:: JOB ::
Could you print all the entries exactly?

:: DATA LINES ::
<<<<

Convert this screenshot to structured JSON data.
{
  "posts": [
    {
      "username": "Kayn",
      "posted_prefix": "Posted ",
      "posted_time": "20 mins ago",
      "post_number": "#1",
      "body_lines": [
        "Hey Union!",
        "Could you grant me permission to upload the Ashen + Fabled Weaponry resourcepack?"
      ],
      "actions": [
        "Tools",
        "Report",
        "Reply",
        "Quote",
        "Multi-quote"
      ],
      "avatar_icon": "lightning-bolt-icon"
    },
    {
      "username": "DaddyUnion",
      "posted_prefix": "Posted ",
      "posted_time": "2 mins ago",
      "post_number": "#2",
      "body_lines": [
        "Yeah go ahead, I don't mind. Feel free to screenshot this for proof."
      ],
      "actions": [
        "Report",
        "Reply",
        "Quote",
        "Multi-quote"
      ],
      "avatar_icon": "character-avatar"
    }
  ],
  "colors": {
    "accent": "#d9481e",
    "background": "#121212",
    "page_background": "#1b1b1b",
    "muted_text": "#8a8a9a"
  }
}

>>>>

:: RESULT OF THIS EXERCISE ::
Convert this screenshot to structured JSON data.
{
  "posts": [
    {
      "username": "Kayn",
      "posted_prefix": "Posted ",
      "posted_time": "20 mins ago",
      "post_number": "#1",
      "body_lines": [
        "Hey Union!",
        "Could you grant me permission to upload the Ashen + Fabled Weaponry resourcepack?"
      ],
      "actions": [
        "Tools",
        "Report",
        "Reply",
        "Quote",
        "Multi-quote"
      ],
      "avatar_icon": "lightning-bolt-icon"
    },
    {
      "username": "DaddyUnion",
      "posted_prefix": "Posted ",
      "posted_time": "2 mins ago",
      "post_number": "#2",
      "body_lines": [
        "Yeah go ahead, I don't mind. Feel free to screenshot this for proof."
      ],
      "actions": [
        "Report",
        "Reply",
        "Quote",
        "Multi-quote"
      ],
      "avatar_icon": "character-avatar"
    }
  ],
  "colors": {
    "accent": "#d9481e",
    "background": "#121212",
    "page_background": "#1b1b1b",
    "muted_text": "#8a8a9a"
  }
}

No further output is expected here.